(Extracted data entries)
##############################

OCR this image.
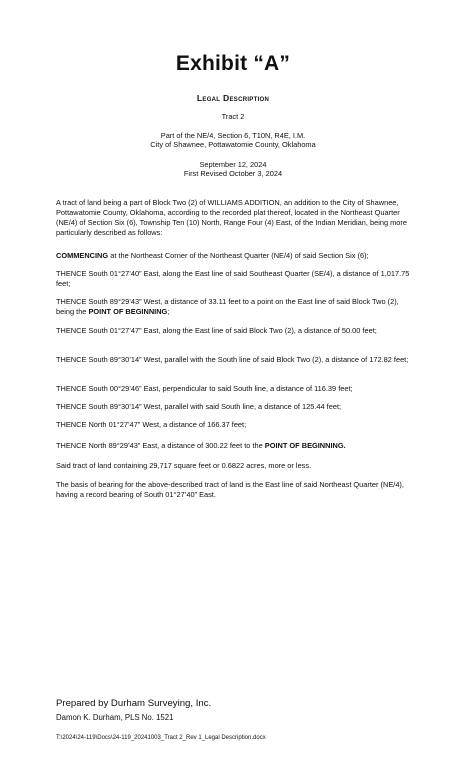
Exhibit “A”
Legal Description
Tract 2
Part of the NE/4, Section 6, T10N, R4E, I.M.
City of Shawnee, Pottawatomie County, Oklahoma
September 12, 2024
First Revised October 3, 2024

A tract of land being a part of Block Two (2) of WILLIAMS ADDITION, an addition to the City of Shawnee, Pottawatomie County, Oklahoma, according to the recorded plat thereof, located in the Northeast Quarter (NE/4) of Section Six (6), Township Ten (10) North, Range Four (4) East, of the Indian Meridian, being more particularly described as follows:

COMMENCING at the Northeast Corner of the Northeast Quarter (NE/4) of said Section Six (6);

THENCE South 01°27’40” East, along the East line of said Southeast Quarter (SE/4), a distance of 1,017.75 feet;

THENCE South 89°29’43” West, a distance of 33.11 feet to a point on the East line of said Block Two (2), being the POINT OF BEGINNING;

THENCE South 01°27’47” East, along the East line of said Block Two (2), a distance of 50.00 feet;

THENCE South 89°30’14” West, parallel with the South line of said Block Two (2), a distance of 172.82 feet;

THENCE South 00°29’46” East, perpendicular to said South line, a distance of 116.39 feet;

THENCE South 89°30’14” West, parallel with said South line, a distance of 125.44 feet;

THENCE North 01°27’47” West, a distance of 166.37 feet;

THENCE North 89°29’43” East, a distance of 300.22 feet to the POINT OF BEGINNING.

Said tract of land containing 29,717 square feet or 0.6822 acres, more or less.

The basis of bearing for the above-described tract of land is the East line of said Northeast Quarter (NE/4), having a record bearing of South 01°27’40” East.

Prepared by Durham Surveying, Inc.
Damon K. Durham, PLS No. 1521
T:\2024\24-119\Docs\24-119_20241003_Tract 2_Rev 1_Legal Description.docx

##############################

YOUR GOAL: Select all lines in the listing above where the word "being" appears, and show them.

ANSWER TO THIS PROBLEM:
A tract of land being a part of Block Two (2) of WILLIAMS ADDITION, an addition to the City of Shawnee, Pottawatomie County, Oklahoma, according to the recorded plat thereof, located in the Northeast Quarter (NE/4) of Section Six (6), Township Ten (10) North, Range Four (4) East, of the Indian Meridian, being more particularly described as follows:
THENCE South 89°29’43” West, a distance of 33.11 feet to a point on the East line of said Block Two (2), being the POINT OF BEGINNING;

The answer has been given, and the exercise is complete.